(Records from a collection)
################
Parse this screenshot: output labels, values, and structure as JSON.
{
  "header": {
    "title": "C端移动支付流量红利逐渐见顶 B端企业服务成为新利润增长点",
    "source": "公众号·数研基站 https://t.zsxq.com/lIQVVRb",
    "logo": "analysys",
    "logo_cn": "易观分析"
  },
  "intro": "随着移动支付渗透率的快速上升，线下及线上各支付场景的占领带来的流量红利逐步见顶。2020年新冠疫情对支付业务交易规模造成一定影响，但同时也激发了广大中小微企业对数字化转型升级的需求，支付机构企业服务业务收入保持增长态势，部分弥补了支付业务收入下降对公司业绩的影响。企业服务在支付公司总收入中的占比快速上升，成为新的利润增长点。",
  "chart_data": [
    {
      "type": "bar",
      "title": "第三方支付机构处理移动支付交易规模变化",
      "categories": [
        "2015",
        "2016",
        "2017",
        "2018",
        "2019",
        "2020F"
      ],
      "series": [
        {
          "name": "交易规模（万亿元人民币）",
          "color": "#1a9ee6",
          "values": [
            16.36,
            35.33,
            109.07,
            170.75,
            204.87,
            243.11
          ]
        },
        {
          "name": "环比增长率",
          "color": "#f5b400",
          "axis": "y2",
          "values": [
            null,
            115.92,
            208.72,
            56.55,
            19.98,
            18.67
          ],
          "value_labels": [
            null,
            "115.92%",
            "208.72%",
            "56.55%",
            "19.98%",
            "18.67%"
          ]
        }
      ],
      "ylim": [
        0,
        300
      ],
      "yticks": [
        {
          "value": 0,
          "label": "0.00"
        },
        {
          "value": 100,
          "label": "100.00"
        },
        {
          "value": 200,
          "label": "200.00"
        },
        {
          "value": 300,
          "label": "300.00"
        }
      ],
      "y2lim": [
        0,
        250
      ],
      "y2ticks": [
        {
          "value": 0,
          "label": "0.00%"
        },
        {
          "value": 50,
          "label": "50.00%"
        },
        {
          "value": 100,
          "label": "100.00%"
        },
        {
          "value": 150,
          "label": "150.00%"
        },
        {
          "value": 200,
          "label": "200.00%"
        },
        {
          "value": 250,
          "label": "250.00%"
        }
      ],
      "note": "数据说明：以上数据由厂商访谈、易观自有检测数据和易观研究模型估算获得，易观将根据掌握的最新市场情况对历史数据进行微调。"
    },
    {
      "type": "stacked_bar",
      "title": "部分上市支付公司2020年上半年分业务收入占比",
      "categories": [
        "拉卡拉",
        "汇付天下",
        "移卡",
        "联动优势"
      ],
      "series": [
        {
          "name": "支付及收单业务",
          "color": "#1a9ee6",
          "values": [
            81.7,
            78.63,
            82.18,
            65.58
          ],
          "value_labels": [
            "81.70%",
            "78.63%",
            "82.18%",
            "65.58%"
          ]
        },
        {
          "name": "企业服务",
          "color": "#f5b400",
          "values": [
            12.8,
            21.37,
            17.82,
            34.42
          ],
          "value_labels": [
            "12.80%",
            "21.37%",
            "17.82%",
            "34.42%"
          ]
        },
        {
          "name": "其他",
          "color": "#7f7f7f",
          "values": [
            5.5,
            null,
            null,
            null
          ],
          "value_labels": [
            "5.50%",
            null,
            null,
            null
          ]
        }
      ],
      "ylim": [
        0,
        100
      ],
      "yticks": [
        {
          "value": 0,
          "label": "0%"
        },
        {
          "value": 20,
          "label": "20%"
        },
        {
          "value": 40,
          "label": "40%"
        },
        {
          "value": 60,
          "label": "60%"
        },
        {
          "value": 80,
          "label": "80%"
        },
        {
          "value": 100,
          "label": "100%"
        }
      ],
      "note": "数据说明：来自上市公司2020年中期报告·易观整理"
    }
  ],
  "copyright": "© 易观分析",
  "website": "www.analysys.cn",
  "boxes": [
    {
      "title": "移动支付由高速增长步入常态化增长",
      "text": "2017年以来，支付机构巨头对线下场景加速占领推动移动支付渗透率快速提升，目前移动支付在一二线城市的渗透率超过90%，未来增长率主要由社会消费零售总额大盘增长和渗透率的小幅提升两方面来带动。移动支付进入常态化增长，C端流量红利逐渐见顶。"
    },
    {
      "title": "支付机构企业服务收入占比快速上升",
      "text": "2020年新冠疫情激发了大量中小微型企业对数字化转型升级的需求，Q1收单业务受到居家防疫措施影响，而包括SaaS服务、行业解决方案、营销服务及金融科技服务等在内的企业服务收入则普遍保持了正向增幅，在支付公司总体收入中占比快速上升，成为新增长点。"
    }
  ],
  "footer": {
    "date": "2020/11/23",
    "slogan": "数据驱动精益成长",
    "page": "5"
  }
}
################
* [Exercise]:
Find the word "text" in the entries, and copy every line it shows up in.

* [Exercise result]:
      "text": "2017年以来，支付机构巨头对线下场景加速占领推动移动支付渗透率快速提升，目前移动支付在一二线城市的渗透率超过90%，未来增长率主要由社会消费零售总额大盘增长和渗透率的小幅提升两方面来带动。移动支付进入常态化增长，C端流量红利逐渐见顶。"
      "text": "2020年新冠疫情激发了大量中小微型企业对数字化转型升级的需求，Q1收单业务受到居家防疫措施影响，而包括SaaS服务、行业解决方案、营销服务及金融科技服务等在内的企业服务收入则普遍保持了正向增幅，在支付公司总体收入中占比快速上升，成为新增长点。"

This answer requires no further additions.